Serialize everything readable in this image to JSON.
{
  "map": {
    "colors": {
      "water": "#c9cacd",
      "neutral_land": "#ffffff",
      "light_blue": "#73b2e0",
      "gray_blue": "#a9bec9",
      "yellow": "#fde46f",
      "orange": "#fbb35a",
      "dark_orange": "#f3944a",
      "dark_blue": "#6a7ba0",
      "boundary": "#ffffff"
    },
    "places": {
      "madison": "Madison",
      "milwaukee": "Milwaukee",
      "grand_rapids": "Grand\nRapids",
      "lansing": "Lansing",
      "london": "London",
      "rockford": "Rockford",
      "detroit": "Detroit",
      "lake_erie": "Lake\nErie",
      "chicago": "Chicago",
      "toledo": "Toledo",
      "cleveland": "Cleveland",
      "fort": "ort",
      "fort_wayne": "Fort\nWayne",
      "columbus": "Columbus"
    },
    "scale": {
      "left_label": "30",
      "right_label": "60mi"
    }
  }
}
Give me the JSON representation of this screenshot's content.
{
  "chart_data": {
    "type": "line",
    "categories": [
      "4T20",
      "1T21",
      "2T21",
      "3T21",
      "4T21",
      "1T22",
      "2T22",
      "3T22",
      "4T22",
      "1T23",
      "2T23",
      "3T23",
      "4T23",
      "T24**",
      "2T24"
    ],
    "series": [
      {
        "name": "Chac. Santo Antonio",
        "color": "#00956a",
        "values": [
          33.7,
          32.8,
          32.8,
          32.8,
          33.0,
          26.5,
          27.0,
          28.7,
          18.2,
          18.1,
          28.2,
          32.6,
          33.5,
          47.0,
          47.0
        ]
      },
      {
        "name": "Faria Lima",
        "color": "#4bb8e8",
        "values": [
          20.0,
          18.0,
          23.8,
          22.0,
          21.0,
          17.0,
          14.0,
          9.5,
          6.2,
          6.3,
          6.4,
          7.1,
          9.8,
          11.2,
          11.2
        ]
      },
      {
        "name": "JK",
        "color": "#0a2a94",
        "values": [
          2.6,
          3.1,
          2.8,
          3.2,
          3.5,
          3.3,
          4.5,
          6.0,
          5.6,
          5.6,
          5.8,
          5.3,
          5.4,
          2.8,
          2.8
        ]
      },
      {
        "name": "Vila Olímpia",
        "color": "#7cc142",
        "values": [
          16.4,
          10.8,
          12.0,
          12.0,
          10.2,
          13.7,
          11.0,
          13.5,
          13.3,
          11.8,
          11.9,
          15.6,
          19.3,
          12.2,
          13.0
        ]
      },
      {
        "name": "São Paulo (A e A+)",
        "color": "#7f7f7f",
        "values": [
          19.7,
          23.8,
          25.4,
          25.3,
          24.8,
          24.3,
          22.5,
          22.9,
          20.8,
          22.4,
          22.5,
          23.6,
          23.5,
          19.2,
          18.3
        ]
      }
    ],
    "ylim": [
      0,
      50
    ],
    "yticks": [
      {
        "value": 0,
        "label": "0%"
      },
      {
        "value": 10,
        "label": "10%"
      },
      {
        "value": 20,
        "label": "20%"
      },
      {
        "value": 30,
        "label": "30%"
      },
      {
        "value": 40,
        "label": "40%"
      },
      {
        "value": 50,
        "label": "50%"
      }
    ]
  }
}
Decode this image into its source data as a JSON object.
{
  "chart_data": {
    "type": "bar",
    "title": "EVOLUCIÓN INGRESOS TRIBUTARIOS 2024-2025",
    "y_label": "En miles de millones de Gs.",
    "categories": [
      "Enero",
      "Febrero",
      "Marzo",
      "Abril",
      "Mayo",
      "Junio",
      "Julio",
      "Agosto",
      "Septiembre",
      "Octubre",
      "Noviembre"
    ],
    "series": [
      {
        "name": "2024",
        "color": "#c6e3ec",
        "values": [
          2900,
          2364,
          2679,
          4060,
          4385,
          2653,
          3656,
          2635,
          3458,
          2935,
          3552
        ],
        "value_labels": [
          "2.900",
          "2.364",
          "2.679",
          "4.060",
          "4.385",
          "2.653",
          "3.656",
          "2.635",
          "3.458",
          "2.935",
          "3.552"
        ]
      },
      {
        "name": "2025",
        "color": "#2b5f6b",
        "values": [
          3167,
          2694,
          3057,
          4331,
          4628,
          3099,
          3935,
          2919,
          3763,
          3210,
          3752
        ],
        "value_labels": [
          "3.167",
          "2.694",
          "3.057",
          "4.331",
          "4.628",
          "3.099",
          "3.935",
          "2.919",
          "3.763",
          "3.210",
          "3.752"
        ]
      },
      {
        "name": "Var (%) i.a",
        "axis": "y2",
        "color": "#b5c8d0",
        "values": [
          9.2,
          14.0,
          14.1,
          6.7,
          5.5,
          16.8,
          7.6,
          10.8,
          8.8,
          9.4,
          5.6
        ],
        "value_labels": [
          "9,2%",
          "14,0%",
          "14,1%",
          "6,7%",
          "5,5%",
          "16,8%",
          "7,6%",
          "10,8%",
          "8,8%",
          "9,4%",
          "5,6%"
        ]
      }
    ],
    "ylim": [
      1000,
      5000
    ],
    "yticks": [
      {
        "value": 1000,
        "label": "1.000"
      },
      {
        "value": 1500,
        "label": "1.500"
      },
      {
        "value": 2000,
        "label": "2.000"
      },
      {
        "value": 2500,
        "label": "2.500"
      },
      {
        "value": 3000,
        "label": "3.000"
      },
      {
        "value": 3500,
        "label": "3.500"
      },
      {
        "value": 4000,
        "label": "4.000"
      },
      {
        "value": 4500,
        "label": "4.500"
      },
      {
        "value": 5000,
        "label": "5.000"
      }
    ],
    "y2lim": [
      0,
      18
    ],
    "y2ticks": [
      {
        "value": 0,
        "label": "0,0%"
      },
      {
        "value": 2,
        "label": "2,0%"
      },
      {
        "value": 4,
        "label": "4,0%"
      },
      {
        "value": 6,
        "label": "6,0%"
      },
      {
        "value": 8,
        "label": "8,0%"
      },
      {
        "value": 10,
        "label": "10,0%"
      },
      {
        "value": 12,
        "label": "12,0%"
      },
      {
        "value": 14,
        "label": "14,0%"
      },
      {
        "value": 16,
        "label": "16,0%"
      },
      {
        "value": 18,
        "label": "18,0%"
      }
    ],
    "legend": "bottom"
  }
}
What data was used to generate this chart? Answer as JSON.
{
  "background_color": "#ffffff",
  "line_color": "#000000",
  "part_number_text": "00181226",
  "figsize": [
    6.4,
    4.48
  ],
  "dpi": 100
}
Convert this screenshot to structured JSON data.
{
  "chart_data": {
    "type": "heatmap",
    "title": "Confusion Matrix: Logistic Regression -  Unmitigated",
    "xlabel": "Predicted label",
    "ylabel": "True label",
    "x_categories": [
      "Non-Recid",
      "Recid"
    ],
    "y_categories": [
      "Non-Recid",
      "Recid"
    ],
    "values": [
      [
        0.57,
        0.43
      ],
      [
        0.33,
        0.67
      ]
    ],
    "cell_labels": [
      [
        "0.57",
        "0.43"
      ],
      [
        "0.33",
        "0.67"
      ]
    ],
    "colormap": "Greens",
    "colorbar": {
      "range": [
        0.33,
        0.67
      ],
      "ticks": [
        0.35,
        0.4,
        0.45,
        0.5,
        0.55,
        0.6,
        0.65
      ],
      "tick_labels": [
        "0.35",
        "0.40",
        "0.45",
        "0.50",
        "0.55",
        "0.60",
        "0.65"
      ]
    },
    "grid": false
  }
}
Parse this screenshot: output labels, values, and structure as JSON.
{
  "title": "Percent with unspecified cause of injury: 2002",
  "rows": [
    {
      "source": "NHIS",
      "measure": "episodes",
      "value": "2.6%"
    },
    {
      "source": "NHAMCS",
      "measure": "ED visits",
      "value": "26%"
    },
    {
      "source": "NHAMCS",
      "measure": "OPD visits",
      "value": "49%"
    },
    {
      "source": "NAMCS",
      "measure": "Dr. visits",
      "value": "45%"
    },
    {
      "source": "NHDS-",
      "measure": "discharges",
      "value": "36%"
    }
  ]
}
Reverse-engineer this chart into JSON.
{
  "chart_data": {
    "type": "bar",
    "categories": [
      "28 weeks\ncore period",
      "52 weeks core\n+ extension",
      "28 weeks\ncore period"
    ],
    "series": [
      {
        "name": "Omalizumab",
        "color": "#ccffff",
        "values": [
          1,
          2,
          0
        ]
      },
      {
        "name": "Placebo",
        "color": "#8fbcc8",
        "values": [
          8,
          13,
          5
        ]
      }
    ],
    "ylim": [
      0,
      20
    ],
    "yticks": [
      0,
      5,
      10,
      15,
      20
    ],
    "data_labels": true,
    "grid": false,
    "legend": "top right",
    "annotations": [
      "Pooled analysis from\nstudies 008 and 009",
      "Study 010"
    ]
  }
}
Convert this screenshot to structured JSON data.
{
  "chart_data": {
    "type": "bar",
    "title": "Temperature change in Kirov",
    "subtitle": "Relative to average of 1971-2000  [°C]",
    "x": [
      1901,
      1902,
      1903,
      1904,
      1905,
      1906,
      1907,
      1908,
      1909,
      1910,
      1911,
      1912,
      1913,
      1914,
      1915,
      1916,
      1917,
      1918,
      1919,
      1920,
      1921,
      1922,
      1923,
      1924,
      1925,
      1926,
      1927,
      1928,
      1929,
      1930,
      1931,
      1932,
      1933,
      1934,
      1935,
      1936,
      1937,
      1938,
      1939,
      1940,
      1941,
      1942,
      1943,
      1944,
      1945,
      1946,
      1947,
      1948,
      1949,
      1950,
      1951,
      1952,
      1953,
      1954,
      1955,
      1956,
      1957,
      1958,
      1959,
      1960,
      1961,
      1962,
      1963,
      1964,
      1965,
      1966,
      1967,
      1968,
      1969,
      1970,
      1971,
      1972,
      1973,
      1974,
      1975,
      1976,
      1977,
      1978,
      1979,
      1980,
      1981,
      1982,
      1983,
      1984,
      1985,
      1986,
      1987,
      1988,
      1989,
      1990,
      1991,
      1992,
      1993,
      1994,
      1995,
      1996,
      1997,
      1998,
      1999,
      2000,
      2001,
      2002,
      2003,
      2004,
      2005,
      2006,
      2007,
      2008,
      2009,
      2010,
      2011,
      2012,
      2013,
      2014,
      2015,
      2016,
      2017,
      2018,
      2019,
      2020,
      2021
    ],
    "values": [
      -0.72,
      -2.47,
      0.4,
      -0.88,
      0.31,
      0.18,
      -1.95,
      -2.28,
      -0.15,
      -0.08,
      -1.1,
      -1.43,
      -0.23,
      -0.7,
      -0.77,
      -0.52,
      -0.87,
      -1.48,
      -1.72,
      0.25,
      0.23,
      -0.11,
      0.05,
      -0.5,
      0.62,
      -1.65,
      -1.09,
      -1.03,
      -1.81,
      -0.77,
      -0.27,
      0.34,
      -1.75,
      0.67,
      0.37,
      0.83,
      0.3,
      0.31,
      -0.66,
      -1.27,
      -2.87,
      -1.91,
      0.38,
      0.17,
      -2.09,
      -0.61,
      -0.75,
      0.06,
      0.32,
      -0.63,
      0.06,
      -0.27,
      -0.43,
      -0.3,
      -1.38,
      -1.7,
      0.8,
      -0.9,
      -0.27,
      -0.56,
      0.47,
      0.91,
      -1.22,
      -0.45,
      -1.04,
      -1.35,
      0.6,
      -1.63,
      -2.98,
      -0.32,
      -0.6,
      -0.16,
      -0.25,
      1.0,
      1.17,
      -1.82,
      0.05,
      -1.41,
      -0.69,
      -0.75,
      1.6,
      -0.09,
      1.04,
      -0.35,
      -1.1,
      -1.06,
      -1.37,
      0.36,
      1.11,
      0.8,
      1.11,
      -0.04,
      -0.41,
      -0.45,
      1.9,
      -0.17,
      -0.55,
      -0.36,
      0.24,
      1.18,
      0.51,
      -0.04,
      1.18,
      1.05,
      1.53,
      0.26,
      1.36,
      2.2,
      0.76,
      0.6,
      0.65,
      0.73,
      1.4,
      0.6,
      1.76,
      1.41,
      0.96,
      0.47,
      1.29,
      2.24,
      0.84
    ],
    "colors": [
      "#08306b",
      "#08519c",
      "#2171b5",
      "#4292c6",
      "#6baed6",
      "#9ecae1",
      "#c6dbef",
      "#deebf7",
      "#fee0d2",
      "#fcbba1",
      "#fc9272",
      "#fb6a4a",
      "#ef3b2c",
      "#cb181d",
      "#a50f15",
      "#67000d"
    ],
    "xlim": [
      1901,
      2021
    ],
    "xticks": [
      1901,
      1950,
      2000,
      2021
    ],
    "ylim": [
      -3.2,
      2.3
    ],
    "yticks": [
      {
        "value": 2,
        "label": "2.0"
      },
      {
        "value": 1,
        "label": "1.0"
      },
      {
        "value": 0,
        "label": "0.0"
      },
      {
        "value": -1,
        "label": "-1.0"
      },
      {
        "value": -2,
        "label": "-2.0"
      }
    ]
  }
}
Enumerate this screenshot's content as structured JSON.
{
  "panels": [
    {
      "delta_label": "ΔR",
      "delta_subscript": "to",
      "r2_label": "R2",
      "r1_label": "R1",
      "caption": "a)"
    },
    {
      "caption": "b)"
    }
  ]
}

···

> _Task requirements_
Isolate the lines above that contain the word "weeks" and copy them.

> _Final result_
      "28 weeks\ncore period",
      "52 weeks core\n+ extension",
      "28 weeks\ncore period"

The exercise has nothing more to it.